— Task to complete —
Search the records below for the word "организаций". Pull out each line that has it.

Data excerpts:
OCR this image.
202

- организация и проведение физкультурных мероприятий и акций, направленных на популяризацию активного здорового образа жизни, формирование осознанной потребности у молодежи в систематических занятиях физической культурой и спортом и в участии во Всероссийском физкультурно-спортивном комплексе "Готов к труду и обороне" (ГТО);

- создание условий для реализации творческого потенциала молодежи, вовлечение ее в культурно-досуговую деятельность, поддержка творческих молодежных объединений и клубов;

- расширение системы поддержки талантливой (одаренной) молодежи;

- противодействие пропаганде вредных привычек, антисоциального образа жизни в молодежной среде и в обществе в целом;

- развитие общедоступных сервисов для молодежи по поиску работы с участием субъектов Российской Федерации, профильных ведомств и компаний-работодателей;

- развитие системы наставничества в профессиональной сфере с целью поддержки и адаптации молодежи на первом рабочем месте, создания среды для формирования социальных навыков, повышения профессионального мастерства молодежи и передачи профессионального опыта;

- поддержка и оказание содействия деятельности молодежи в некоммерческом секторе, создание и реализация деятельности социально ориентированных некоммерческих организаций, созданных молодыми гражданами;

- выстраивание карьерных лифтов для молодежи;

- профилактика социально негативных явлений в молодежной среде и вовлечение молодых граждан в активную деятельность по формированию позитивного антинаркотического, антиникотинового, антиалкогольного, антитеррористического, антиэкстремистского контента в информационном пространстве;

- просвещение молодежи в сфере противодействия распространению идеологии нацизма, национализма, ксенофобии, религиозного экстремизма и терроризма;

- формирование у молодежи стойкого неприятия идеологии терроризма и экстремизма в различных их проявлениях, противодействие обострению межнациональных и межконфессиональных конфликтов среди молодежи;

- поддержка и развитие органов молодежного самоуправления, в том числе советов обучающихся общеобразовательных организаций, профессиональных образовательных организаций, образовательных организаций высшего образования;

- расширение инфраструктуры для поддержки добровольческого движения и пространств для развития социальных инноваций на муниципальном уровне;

— Response to this exercise —
- поддержка и оказание содействия деятельности молодежи в некоммерческом секторе, создание и реализация деятельности социально ориентированных некоммерческих организаций, созданных молодыми гражданами;
- поддержка и развитие органов молодежного самоуправления, в том числе советов обучающихся общеобразовательных организаций, профессиональных образовательных организаций, образовательных организаций высшего образования;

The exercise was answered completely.